Copy the data below, putting "legend-text" in place of each "html-text" and keeping everything else the same.
______
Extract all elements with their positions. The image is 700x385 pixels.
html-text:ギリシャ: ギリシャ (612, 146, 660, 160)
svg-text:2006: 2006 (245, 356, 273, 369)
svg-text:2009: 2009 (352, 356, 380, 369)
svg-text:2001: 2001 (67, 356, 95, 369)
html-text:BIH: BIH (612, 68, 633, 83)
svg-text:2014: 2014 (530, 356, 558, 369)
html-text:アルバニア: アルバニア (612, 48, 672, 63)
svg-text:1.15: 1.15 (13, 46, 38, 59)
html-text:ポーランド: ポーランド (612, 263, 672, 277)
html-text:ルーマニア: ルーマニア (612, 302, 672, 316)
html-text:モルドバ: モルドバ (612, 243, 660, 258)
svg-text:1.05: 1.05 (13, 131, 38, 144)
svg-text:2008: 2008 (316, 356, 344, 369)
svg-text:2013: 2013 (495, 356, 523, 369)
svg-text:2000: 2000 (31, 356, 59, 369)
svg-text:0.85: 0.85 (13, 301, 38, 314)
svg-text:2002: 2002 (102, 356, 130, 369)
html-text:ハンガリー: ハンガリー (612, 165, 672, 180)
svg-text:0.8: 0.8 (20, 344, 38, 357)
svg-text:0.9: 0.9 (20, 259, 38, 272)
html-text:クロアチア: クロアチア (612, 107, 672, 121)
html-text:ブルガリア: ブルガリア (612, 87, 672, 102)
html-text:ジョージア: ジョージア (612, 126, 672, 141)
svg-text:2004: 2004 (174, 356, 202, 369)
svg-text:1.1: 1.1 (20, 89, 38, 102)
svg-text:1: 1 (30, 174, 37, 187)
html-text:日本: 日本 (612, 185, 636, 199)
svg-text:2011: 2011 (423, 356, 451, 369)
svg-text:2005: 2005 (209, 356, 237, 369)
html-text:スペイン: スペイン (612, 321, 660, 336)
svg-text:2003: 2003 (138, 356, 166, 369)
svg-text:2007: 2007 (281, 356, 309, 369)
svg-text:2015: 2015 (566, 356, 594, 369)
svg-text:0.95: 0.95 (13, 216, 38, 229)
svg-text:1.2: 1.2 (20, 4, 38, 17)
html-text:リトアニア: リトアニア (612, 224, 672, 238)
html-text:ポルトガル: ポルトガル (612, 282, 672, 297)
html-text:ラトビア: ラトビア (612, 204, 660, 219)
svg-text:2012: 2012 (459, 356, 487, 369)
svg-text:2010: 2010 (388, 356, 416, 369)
______
#### Exercise answer:
Extract all elements with their positions. The image is 700x385 pixels.
legend-text:ギリシャ: ギリシャ (612, 146, 660, 160)
svg-text:2006: 2006 (245, 356, 273, 369)
svg-text:2009: 2009 (352, 356, 380, 369)
svg-text:2001: 2001 (67, 356, 95, 369)
legend-text:BIH: BIH (612, 68, 633, 83)
svg-text:2014: 2014 (530, 356, 558, 369)
legend-text:アルバニア: アルバニア (612, 48, 672, 63)
svg-text:1.15: 1.15 (13, 46, 38, 59)
legend-text:ポーランド: ポーランド (612, 263, 672, 277)
legend-text:ルーマニア: ルーマニア (612, 302, 672, 316)
legend-text:モルドバ: モルドバ (612, 243, 660, 258)
svg-text:1.05: 1.05 (13, 131, 38, 144)
svg-text:2008: 2008 (316, 356, 344, 369)
svg-text:2013: 2013 (495, 356, 523, 369)
svg-text:2000: 2000 (31, 356, 59, 369)
svg-text:0.85: 0.85 (13, 301, 38, 314)
svg-text:2002: 2002 (102, 356, 130, 369)
legend-text:ハンガリー: ハンガリー (612, 165, 672, 180)
svg-text:0.8: 0.8 (20, 344, 38, 357)
svg-text:0.9: 0.9 (20, 259, 38, 272)
legend-text:クロアチア: クロアチア (612, 107, 672, 121)
legend-text:ブルガリア: ブルガリア (612, 87, 672, 102)
legend-text:ジョージア: ジョージア (612, 126, 672, 141)
svg-text:2004: 2004 (174, 356, 202, 369)
svg-text:1.1: 1.1 (20, 89, 38, 102)
svg-text:1: 1 (30, 174, 37, 187)
legend-text:日本: 日本 (612, 185, 636, 199)
svg-text:2011: 2011 (423, 356, 451, 369)
svg-text:2005: 2005 (209, 356, 237, 369)
legend-text:スペイン: スペイン (612, 321, 660, 336)
svg-text:2003: 2003 (138, 356, 166, 369)
svg-text:2007: 2007 (281, 356, 309, 369)
svg-text:2015: 2015 (566, 356, 594, 369)
svg-text:0.95: 0.95 (13, 216, 38, 229)
svg-text:1.2: 1.2 (20, 4, 38, 17)
legend-text:リトアニア: リトアニア (612, 224, 672, 238)
legend-text:ポルトガル: ポルトガル (612, 282, 672, 297)
legend-text:ラトビア: ラトビア (612, 204, 660, 219)
svg-text:2012: 2012 (459, 356, 487, 369)
svg-text:2010: 2010 (388, 356, 416, 369)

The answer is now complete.